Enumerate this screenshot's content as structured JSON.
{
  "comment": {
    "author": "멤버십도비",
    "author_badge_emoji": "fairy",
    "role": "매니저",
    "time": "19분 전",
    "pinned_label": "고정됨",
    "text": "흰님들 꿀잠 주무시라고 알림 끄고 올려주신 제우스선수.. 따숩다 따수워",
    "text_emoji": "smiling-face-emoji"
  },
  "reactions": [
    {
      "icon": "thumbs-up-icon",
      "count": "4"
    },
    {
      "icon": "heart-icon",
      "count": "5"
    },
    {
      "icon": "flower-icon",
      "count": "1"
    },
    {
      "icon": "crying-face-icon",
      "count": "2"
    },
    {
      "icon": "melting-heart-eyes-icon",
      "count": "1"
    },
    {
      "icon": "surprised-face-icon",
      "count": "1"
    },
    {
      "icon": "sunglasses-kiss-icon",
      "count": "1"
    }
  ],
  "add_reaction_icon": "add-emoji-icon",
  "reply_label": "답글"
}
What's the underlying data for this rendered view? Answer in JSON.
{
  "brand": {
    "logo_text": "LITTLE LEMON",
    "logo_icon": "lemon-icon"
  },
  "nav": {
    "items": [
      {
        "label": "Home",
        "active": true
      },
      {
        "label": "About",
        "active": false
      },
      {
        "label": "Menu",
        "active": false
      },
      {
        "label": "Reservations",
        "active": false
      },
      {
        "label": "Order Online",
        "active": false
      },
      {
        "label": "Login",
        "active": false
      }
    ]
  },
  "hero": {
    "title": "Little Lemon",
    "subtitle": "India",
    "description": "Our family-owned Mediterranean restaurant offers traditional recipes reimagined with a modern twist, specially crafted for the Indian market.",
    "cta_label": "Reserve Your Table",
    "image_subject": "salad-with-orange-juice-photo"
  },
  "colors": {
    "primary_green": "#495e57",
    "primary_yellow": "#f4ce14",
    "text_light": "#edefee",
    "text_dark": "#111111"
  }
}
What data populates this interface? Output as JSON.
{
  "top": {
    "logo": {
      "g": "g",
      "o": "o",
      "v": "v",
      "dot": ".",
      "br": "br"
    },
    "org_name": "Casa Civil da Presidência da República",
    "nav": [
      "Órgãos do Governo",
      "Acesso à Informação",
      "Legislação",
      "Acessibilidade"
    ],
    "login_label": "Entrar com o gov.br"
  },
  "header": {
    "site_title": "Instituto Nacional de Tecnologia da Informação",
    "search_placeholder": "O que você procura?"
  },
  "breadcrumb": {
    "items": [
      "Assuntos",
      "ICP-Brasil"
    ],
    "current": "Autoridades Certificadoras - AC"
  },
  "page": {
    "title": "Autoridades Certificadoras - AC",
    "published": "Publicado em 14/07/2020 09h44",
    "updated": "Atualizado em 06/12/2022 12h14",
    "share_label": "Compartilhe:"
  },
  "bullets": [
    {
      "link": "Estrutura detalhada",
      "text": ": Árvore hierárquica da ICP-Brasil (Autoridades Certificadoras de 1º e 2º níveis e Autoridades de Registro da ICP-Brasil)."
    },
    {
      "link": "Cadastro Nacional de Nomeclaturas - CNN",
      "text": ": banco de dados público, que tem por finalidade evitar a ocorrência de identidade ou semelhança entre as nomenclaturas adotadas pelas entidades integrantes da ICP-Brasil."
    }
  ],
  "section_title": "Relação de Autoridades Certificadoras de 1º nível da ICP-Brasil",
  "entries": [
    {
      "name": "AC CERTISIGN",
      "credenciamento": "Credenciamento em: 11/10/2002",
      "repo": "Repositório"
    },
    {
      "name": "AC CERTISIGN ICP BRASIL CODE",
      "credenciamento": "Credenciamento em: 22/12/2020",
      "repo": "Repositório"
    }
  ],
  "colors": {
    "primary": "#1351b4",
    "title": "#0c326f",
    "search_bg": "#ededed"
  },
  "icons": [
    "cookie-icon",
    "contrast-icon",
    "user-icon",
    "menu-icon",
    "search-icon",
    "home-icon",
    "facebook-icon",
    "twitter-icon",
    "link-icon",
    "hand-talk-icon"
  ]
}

▬▬▬

Task objective
Give the data again, exactly as it stands.

Answer to this problem
Enumerate this screenshot's content as structured JSON.
{
  "comment": {
    "author": "멤버십도비",
    "author_badge_emoji": "fairy",
    "role": "매니저",
    "time": "19분 전",
    "pinned_label": "고정됨",
    "text": "흰님들 꿀잠 주무시라고 알림 끄고 올려주신 제우스선수.. 따숩다 따수워",
    "text_emoji": "smiling-face-emoji"
  },
  "reactions": [
    {
      "icon": "thumbs-up-icon",
      "count": "4"
    },
    {
      "icon": "heart-icon",
      "count": "5"
    },
    {
      "icon": "flower-icon",
      "count": "1"
    },
    {
      "icon": "crying-face-icon",
      "count": "2"
    },
    {
      "icon": "melting-heart-eyes-icon",
      "count": "1"
    },
    {
      "icon": "surprised-face-icon",
      "count": "1"
    },
    {
      "icon": "sunglasses-kiss-icon",
      "count": "1"
    }
  ],
  "add_reaction_icon": "add-emoji-icon",
  "reply_label": "답글"
}
What's the underlying data for this rendered view? Answer in JSON.
{
  "brand": {
    "logo_text": "LITTLE LEMON",
    "logo_icon": "lemon-icon"
  },
  "nav": {
    "items": [
      {
        "label": "Home",
        "active": true
      },
      {
        "label": "About",
        "active": false
      },
      {
        "label": "Menu",
        "active": false
      },
      {
        "label": "Reservations",
        "active": false
      },
      {
        "label": "Order Online",
        "active": false
      },
      {
        "label": "Login",
        "active": false
      }
    ]
  },
  "hero": {
    "title": "Little Lemon",
    "subtitle": "India",
    "description": "Our family-owned Mediterranean restaurant offers traditional recipes reimagined with a modern twist, specially crafted for the Indian market.",
    "cta_label": "Reserve Your Table",
    "image_subject": "salad-with-orange-juice-photo"
  },
  "colors": {
    "primary_green": "#495e57",
    "primary_yellow": "#f4ce14",
    "text_light": "#edefee",
    "text_dark": "#111111"
  }
}
What data populates this interface? Output as JSON.
{
  "top": {
    "logo": {
      "g": "g",
      "o": "o",
      "v": "v",
      "dot": ".",
      "br": "br"
    },
    "org_name": "Casa Civil da Presidência da República",
    "nav": [
      "Órgãos do Governo",
      "Acesso à Informação",
      "Legislação",
      "Acessibilidade"
    ],
    "login_label": "Entrar com o gov.br"
  },
  "header": {
    "site_title": "Instituto Nacional de Tecnologia da Informação",
    "search_placeholder": "O que você procura?"
  },
  "breadcrumb": {
    "items": [
      "Assuntos",
      "ICP-Brasil"
    ],
    "current": "Autoridades Certificadoras - AC"
  },
  "page": {
    "title": "Autoridades Certificadoras - AC",
    "published": "Publicado em 14/07/2020 09h44",
    "updated": "Atualizado em 06/12/2022 12h14",
    "share_label": "Compartilhe:"
  },
  "bullets": [
    {
      "link": "Estrutura detalhada",
      "text": ": Árvore hierárquica da ICP-Brasil (Autoridades Certificadoras de 1º e 2º níveis e Autoridades de Registro da ICP-Brasil)."
    },
    {
      "link": "Cadastro Nacional de Nomeclaturas - CNN",
      "text": ": banco de dados público, que tem por finalidade evitar a ocorrência de identidade ou semelhança entre as nomenclaturas adotadas pelas entidades integrantes da ICP-Brasil."
    }
  ],
  "section_title": "Relação de Autoridades Certificadoras de 1º nível da ICP-Brasil",
  "entries": [
    {
      "name": "AC CERTISIGN",
      "credenciamento": "Credenciamento em: 11/10/2002",
      "repo": "Repositório"
    },
    {
      "name": "AC CERTISIGN ICP BRASIL CODE",
      "credenciamento": "Credenciamento em: 22/12/2020",
      "repo": "Repositório"
    }
  ],
  "colors": {
    "primary": "#1351b4",
    "title": "#0c326f",
    "search_bg": "#ededed"
  },
  "icons": [
    "cookie-icon",
    "contrast-icon",
    "user-icon",
    "menu-icon",
    "search-icon",
    "home-icon",
    "facebook-icon",
    "twitter-icon",
    "link-icon",
    "hand-talk-icon"
  ]
}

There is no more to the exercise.